(Records about charts and figures)

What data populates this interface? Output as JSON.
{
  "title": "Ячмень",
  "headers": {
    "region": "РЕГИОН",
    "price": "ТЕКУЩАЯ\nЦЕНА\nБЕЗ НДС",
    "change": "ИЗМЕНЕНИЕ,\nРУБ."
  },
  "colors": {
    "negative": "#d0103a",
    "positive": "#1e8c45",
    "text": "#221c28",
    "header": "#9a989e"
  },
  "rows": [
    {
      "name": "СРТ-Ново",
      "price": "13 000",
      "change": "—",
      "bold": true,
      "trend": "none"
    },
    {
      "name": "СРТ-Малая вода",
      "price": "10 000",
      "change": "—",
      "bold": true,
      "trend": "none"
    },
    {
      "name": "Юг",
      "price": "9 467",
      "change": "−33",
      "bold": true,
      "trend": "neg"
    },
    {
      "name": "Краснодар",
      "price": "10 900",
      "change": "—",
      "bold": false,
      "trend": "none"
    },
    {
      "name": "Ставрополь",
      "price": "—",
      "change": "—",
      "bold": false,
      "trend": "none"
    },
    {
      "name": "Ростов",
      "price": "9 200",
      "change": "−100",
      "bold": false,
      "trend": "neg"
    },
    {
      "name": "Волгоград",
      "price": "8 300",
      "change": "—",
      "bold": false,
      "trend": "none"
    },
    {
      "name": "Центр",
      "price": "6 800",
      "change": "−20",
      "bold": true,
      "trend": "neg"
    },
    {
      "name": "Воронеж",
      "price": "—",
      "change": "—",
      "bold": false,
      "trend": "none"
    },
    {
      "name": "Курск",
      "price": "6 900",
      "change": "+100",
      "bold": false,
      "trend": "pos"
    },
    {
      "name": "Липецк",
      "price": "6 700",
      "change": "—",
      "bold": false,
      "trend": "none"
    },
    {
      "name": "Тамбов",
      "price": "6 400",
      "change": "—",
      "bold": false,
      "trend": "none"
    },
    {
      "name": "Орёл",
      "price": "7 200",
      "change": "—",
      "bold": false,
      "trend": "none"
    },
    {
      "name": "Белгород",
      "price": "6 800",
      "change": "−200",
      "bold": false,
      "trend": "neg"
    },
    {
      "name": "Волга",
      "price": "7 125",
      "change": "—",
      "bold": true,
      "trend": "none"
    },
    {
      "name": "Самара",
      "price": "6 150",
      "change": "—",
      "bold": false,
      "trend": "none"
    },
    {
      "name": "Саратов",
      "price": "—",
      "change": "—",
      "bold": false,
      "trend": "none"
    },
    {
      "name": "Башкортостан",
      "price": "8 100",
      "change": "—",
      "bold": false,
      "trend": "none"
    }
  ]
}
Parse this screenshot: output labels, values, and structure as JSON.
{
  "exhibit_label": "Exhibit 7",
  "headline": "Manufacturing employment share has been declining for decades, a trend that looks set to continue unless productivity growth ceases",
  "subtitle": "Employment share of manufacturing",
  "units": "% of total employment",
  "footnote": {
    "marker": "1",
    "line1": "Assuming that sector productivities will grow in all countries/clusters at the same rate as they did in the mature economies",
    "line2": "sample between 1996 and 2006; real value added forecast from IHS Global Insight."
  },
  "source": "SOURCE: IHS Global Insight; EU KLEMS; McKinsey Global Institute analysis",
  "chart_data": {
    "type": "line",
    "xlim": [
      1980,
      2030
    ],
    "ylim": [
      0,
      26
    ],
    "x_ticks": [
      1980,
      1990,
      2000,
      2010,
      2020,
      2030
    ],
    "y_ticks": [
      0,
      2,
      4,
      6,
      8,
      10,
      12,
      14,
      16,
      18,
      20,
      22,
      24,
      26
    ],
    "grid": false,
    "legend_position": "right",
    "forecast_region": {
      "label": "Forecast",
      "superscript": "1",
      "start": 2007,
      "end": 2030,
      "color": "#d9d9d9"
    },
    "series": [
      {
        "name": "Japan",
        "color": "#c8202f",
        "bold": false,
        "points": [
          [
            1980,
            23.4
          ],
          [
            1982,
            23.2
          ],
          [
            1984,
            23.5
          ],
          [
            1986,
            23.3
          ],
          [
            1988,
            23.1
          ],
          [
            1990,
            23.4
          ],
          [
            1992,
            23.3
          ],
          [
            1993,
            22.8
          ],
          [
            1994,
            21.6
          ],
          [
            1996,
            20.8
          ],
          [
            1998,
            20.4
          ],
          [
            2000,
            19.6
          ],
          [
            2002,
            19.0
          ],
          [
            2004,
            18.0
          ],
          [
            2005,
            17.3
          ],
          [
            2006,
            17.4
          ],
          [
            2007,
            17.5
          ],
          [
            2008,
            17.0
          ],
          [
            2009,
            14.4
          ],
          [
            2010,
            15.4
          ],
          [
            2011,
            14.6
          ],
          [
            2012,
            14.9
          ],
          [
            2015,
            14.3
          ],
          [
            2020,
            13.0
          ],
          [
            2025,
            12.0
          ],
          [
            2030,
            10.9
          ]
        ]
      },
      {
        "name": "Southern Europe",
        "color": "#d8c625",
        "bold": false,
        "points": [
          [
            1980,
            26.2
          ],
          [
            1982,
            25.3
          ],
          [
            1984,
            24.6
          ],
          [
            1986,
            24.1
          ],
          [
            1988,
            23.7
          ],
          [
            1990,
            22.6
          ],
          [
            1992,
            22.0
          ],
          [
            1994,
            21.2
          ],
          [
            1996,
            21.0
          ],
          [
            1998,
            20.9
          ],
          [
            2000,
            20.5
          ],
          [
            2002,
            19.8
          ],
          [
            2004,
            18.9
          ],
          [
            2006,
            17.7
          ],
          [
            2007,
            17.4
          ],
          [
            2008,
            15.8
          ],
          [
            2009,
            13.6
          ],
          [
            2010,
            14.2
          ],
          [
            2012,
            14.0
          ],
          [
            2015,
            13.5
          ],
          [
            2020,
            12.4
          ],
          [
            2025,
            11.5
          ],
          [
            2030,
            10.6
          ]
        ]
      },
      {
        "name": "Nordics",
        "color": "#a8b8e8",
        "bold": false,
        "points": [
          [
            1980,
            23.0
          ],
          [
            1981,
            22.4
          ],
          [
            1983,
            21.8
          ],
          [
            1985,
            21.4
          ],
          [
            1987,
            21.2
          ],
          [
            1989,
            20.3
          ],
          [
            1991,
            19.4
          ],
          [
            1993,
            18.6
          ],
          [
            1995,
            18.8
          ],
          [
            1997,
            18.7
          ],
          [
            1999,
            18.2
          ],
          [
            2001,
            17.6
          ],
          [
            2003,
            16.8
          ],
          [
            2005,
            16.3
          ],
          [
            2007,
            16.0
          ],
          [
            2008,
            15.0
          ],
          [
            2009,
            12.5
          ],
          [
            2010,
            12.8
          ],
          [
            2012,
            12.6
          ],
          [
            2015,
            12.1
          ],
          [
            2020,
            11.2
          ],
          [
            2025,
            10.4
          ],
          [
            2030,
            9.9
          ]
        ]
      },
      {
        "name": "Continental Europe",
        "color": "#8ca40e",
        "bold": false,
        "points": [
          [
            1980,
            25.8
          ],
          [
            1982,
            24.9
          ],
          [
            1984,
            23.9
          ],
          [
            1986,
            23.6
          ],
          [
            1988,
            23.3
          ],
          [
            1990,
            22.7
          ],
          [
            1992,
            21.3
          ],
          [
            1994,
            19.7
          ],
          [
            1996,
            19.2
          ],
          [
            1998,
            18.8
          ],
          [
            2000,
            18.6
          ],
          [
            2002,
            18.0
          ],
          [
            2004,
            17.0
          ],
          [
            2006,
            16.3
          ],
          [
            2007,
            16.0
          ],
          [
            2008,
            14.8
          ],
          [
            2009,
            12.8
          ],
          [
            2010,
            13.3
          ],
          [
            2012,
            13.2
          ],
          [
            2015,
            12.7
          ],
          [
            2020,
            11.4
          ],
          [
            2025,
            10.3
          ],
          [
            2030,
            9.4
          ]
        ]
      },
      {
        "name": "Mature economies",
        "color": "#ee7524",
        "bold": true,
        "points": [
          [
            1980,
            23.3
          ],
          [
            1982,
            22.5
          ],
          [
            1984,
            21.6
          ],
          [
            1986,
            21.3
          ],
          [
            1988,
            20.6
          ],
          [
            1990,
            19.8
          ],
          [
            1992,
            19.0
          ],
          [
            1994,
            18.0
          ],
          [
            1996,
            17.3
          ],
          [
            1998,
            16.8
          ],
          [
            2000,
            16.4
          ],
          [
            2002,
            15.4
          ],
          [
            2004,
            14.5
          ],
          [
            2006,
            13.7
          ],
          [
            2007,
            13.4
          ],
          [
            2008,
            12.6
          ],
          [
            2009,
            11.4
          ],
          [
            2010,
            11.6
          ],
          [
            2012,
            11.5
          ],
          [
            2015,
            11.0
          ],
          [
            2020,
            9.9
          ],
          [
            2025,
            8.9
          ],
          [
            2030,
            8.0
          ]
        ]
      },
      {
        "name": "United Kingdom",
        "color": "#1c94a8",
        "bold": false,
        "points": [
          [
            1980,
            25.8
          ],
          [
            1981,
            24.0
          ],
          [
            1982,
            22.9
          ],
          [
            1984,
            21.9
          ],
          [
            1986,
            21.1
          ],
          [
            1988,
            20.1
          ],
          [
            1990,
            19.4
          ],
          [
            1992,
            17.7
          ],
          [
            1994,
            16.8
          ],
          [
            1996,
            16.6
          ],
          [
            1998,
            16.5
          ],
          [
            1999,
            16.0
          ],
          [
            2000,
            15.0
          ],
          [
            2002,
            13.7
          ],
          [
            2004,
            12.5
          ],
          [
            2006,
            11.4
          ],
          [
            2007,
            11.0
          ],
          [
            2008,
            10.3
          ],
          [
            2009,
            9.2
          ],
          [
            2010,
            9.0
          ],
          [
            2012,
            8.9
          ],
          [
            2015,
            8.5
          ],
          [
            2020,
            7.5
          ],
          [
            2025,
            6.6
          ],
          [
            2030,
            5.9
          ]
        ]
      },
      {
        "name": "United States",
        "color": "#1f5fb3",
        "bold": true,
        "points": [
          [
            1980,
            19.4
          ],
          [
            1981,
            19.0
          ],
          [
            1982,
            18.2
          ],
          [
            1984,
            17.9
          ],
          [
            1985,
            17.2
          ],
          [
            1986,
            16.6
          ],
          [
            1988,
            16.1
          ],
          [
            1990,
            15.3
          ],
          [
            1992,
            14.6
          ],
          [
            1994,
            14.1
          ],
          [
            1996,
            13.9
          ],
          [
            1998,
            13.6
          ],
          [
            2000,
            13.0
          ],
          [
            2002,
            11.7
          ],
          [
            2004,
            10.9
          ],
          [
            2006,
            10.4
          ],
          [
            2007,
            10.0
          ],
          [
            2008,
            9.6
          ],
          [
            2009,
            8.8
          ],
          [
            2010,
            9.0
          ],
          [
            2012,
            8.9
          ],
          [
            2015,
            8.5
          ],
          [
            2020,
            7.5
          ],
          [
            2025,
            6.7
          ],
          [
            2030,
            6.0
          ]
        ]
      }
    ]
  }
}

*DO THIS:*
Copy, from the material above, each line in which the string "Global" occurs.

*TASK OUTPUT:*
    "line2": "sample between 1996 and 2006; real value added forecast from IHS Global Insight."
  "source": "SOURCE: IHS Global Insight; EU KLEMS; McKinsey Global Institute analysis",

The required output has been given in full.